YOUR INSTRUCTIONS: Transcribe all of the records precisely as they are presented.

Data items:
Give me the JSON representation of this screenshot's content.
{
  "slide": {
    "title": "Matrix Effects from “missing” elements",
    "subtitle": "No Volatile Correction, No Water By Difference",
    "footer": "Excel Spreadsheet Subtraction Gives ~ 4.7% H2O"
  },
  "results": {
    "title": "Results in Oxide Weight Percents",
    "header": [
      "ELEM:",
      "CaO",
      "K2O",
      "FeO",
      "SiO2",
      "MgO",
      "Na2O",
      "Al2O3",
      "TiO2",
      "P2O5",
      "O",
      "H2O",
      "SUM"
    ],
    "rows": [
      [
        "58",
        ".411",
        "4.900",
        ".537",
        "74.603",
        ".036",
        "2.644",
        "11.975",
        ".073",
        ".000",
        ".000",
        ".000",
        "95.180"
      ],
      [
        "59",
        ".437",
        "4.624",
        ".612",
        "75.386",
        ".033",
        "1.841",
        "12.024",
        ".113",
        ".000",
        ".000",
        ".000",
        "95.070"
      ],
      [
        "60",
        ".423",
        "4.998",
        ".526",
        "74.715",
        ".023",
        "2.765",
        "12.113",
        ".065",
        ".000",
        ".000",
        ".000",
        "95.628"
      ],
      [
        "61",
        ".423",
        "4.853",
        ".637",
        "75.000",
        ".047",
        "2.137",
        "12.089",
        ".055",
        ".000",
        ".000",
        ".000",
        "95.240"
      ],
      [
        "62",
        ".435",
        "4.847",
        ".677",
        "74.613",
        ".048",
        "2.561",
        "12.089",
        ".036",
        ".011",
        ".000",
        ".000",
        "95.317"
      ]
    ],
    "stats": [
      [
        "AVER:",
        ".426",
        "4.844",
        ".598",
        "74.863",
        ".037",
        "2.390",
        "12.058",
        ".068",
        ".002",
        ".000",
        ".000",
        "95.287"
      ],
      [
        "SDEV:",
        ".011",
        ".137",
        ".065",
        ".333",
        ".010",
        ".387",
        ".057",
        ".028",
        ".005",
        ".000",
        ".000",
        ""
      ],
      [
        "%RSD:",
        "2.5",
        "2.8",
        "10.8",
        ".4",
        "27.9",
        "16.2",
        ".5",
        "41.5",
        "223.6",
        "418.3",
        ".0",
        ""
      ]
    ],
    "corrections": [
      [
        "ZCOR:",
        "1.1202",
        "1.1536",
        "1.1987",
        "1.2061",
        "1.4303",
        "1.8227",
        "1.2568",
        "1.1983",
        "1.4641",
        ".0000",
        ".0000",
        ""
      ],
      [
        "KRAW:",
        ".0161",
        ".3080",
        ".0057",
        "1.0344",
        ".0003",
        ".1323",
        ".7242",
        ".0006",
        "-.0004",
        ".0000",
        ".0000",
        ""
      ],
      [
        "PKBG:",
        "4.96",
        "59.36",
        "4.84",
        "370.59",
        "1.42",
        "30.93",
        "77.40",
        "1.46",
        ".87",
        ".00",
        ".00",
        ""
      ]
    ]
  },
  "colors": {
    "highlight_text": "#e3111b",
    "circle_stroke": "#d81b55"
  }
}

CORRECT ANSWER:
Give me the JSON representation of this screenshot's content.
{
  "slide": {
    "title": "Matrix Effects from “missing” elements",
    "subtitle": "No Volatile Correction, No Water By Difference",
    "footer": "Excel Spreadsheet Subtraction Gives ~ 4.7% H2O"
  },
  "results": {
    "title": "Results in Oxide Weight Percents",
    "header": [
      "ELEM:",
      "CaO",
      "K2O",
      "FeO",
      "SiO2",
      "MgO",
      "Na2O",
      "Al2O3",
      "TiO2",
      "P2O5",
      "O",
      "H2O",
      "SUM"
    ],
    "rows": [
      [
        "58",
        ".411",
        "4.900",
        ".537",
        "74.603",
        ".036",
        "2.644",
        "11.975",
        ".073",
        ".000",
        ".000",
        ".000",
        "95.180"
      ],
      [
        "59",
        ".437",
        "4.624",
        ".612",
        "75.386",
        ".033",
        "1.841",
        "12.024",
        ".113",
        ".000",
        ".000",
        ".000",
        "95.070"
      ],
      [
        "60",
        ".423",
        "4.998",
        ".526",
        "74.715",
        ".023",
        "2.765",
        "12.113",
        ".065",
        ".000",
        ".000",
        ".000",
        "95.628"
      ],
      [
        "61",
        ".423",
        "4.853",
        ".637",
        "75.000",
        ".047",
        "2.137",
        "12.089",
        ".055",
        ".000",
        ".000",
        ".000",
        "95.240"
      ],
      [
        "62",
        ".435",
        "4.847",
        ".677",
        "74.613",
        ".048",
        "2.561",
        "12.089",
        ".036",
        ".011",
        ".000",
        ".000",
        "95.317"
      ]
    ],
    "stats": [
      [
        "AVER:",
        ".426",
        "4.844",
        ".598",
        "74.863",
        ".037",
        "2.390",
        "12.058",
        ".068",
        ".002",
        ".000",
        ".000",
        "95.287"
      ],
      [
        "SDEV:",
        ".011",
        ".137",
        ".065",
        ".333",
        ".010",
        ".387",
        ".057",
        ".028",
        ".005",
        ".000",
        ".000",
        ""
      ],
      [
        "%RSD:",
        "2.5",
        "2.8",
        "10.8",
        ".4",
        "27.9",
        "16.2",
        ".5",
        "41.5",
        "223.6",
        "418.3",
        ".0",
        ""
      ]
    ],
    "corrections": [
      [
        "ZCOR:",
        "1.1202",
        "1.1536",
        "1.1987",
        "1.2061",
        "1.4303",
        "1.8227",
        "1.2568",
        "1.1983",
        "1.4641",
        ".0000",
        ".0000",
        ""
      ],
      [
        "KRAW:",
        ".0161",
        ".3080",
        ".0057",
        "1.0344",
        ".0003",
        ".1323",
        ".7242",
        ".0006",
        "-.0004",
        ".0000",
        ".0000",
        ""
      ],
      [
        "PKBG:",
        "4.96",
        "59.36",
        "4.84",
        "370.59",
        "1.42",
        "30.93",
        "77.40",
        "1.46",
        ".87",
        ".00",
        ".00",
        ""
      ]
    ]
  },
  "colors": {
    "highlight_text": "#e3111b",
    "circle_stroke": "#d81b55"
  }
}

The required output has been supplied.